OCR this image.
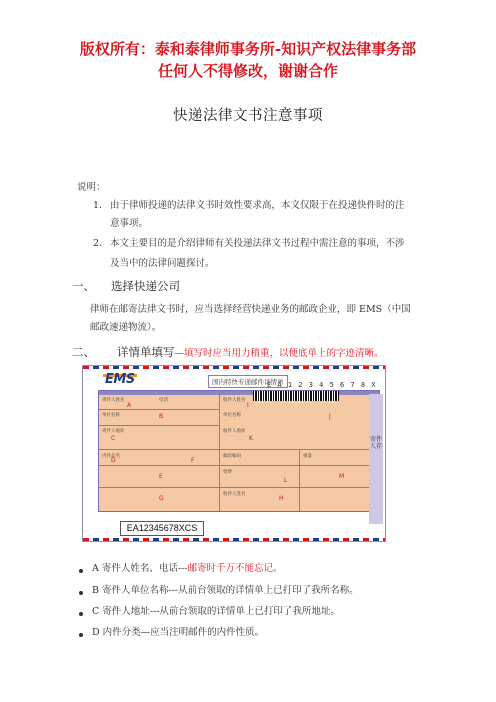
版权所有：泰和泰律师事务所-知识产权法律事务部
任何人不得修改，谢谢合作
快递法律文书注意事项
说明：
1. 由于律师投递的法律文书时效性要求高，本文仅限于在投递快件时的注
意事项。
2. 本文主要目的是介绍律师有关投递法律文书过程中需注意的事项，不涉
及当中的法律问题探讨。
一、 选择快递公司
律师在邮寄法律文书时，应当选择经营快递业务的邮政企业，即 EMS（中国
邮政速递物流）。
二、 详情单填写—填写时应当用力稍重，以便底单上的字迹清晰。
EMS	国内特快专递邮件详情单
E A 1 2 3 4 5 6 7 8 X
寄件人姓名	电话
单位名称
寄件人地址
内件品名
收件人姓名
单位名称
收件人地址
邮政编码	重量
资费
收件人签名
A
B
C
D
E
F
G	H
I
J
K
L
M
寄件人存
EA12345678XCS
A 寄件人姓名、电话---邮寄时千万不能忘记。
B 寄件人单位名称---从前台领取的详情单上已打印了我所名称。
C 寄件人地址---从前台领取的详情单上已打印了我所地址。
D 内件分类—应当注明邮件的内件性质。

*-*-*

(Your instructions)
Omitting all images, retype each line of the records precisely.

(Exercise response)
OCR this image.
版权所有：泰和泰律师事务所-知识产权法律事务部
任何人不得修改，谢谢合作
快递法律文书注意事项
说明：
1. 由于律师投递的法律文书时效性要求高，本文仅限于在投递快件时的注
意事项。
2. 本文主要目的是介绍律师有关投递法律文书过程中需注意的事项，不涉
及当中的法律问题探讨。
一、 选择快递公司
律师在邮寄法律文书时，应当选择经营快递业务的邮政企业，即 EMS（中国
邮政速递物流）。
二、 详情单填写—填写时应当用力稍重，以便底单上的字迹清晰。
EMS	国内特快专递邮件详情单
E A 1 2 3 4 5 6 7 8 X
寄件人姓名	电话
单位名称
寄件人地址
内件品名
收件人姓名
单位名称
收件人地址
邮政编码	重量
资费
收件人签名
A
B
C
D
E
F
G	H
I
J
K
L
M
寄件人存
EA12345678XCS
A 寄件人姓名、电话---邮寄时千万不能忘记。
B 寄件人单位名称---从前台领取的详情单上已打印了我所名称。
C 寄件人地址---从前台领取的详情单上已打印了我所地址。
D 内件分类—应当注明邮件的内件性质。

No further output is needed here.